## Request
Copy the data exactly as it appears, and do not include any pictures.

————

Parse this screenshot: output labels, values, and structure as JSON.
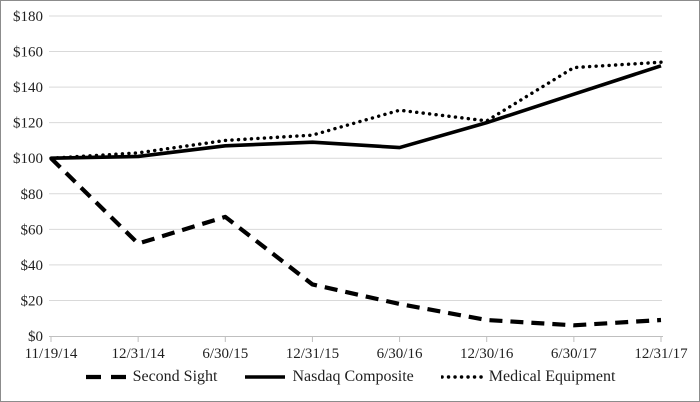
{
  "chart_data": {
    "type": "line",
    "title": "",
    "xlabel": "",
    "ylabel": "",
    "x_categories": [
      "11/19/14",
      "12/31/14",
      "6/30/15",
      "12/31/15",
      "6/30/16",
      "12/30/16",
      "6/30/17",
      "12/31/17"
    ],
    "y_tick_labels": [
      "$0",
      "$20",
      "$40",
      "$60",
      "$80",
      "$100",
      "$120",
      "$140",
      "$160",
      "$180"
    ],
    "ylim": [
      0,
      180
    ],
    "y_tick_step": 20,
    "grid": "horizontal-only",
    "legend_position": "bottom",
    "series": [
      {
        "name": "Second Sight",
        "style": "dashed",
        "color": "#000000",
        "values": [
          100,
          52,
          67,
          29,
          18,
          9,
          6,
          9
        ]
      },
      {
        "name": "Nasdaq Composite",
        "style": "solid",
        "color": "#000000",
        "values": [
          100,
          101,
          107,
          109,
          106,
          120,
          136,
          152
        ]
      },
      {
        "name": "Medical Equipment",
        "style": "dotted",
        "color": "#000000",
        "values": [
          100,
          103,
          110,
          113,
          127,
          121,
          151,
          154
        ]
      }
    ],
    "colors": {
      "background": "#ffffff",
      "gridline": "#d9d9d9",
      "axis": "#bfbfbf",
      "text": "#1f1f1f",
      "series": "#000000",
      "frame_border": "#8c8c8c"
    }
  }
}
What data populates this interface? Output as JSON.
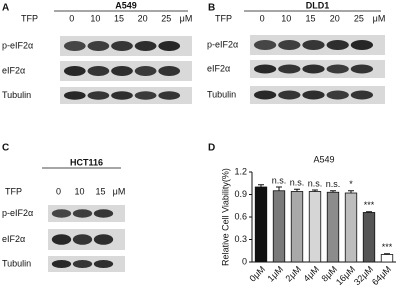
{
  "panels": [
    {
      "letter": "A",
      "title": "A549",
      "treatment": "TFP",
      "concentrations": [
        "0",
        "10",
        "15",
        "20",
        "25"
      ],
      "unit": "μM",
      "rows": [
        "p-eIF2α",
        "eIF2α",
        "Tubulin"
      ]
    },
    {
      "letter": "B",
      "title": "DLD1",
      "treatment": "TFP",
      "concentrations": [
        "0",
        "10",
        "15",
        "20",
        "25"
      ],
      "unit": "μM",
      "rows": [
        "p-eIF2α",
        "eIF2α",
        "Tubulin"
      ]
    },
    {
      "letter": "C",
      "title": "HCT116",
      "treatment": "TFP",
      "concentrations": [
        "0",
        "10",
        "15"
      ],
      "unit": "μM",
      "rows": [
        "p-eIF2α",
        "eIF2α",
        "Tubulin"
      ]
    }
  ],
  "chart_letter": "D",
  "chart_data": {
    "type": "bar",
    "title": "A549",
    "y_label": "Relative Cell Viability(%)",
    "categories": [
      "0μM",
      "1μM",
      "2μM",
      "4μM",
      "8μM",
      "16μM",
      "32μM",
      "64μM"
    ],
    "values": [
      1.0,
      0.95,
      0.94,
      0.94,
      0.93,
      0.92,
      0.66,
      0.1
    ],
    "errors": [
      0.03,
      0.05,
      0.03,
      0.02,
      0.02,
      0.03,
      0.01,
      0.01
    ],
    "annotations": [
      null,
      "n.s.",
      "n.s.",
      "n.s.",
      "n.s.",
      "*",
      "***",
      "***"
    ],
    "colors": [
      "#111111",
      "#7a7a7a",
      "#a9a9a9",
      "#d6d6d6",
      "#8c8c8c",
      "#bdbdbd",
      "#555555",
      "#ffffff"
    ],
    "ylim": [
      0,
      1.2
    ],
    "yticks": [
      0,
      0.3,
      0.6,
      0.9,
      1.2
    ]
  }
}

————

## Answer below
Parse this screenshot: output labels, values, and structure as JSON.
{
  "chart_data": {
    "type": "line",
    "title": "",
    "xlabel": "",
    "ylabel": "",
    "x_categories": [
      "11/19/14",
      "12/31/14",
      "6/30/15",
      "12/31/15",
      "6/30/16",
      "12/30/16",
      "6/30/17",
      "12/31/17"
    ],
    "y_tick_labels": [
      "$0",
      "$20",
      "$40",
      "$60",
      "$80",
      "$100",
      "$120",
      "$140",
      "$160",
      "$180"
    ],
    "ylim": [
      0,
      180
    ],
    "y_tick_step": 20,
    "grid": "horizontal-only",
    "legend_position": "bottom",
    "series": [
      {
        "name": "Second Sight",
        "style": "dashed",
        "color": "#000000",
        "values": [
          100,
          52,
          67,
          29,
          18,
          9,
          6,
          9
        ]
      },
      {
        "name": "Nasdaq Composite",
        "style": "solid",
        "color": "#000000",
        "values": [
          100,
          101,
          107,
          109,
          106,
          120,
          136,
          152
        ]
      },
      {
        "name": "Medical Equipment",
        "style": "dotted",
        "color": "#000000",
        "values": [
          100,
          103,
          110,
          113,
          127,
          121,
          151,
          154
        ]
      }
    ],
    "colors": {
      "background": "#ffffff",
      "gridline": "#d9d9d9",
      "axis": "#bfbfbf",
      "text": "#1f1f1f",
      "series": "#000000",
      "frame_border": "#8c8c8c"
    }
  }
}
What data populates this interface? Output as JSON.
{
  "panels": [
    {
      "letter": "A",
      "title": "A549",
      "treatment": "TFP",
      "concentrations": [
        "0",
        "10",
        "15",
        "20",
        "25"
      ],
      "unit": "μM",
      "rows": [
        "p-eIF2α",
        "eIF2α",
        "Tubulin"
      ]
    },
    {
      "letter": "B",
      "title": "DLD1",
      "treatment": "TFP",
      "concentrations": [
        "0",
        "10",
        "15",
        "20",
        "25"
      ],
      "unit": "μM",
      "rows": [
        "p-eIF2α",
        "eIF2α",
        "Tubulin"
      ]
    },
    {
      "letter": "C",
      "title": "HCT116",
      "treatment": "TFP",
      "concentrations": [
        "0",
        "10",
        "15"
      ],
      "unit": "μM",
      "rows": [
        "p-eIF2α",
        "eIF2α",
        "Tubulin"
      ]
    }
  ],
  "chart_letter": "D",
  "chart_data": {
    "type": "bar",
    "title": "A549",
    "y_label": "Relative Cell Viability(%)",
    "categories": [
      "0μM",
      "1μM",
      "2μM",
      "4μM",
      "8μM",
      "16μM",
      "32μM",
      "64μM"
    ],
    "values": [
      1.0,
      0.95,
      0.94,
      0.94,
      0.93,
      0.92,
      0.66,
      0.1
    ],
    "errors": [
      0.03,
      0.05,
      0.03,
      0.02,
      0.02,
      0.03,
      0.01,
      0.01
    ],
    "annotations": [
      null,
      "n.s.",
      "n.s.",
      "n.s.",
      "n.s.",
      "*",
      "***",
      "***"
    ],
    "colors": [
      "#111111",
      "#7a7a7a",
      "#a9a9a9",
      "#d6d6d6",
      "#8c8c8c",
      "#bdbdbd",
      "#555555",
      "#ffffff"
    ],
    "ylim": [
      0,
      1.2
    ],
    "yticks": [
      0,
      0.3,
      0.6,
      0.9,
      1.2
    ]
  }
}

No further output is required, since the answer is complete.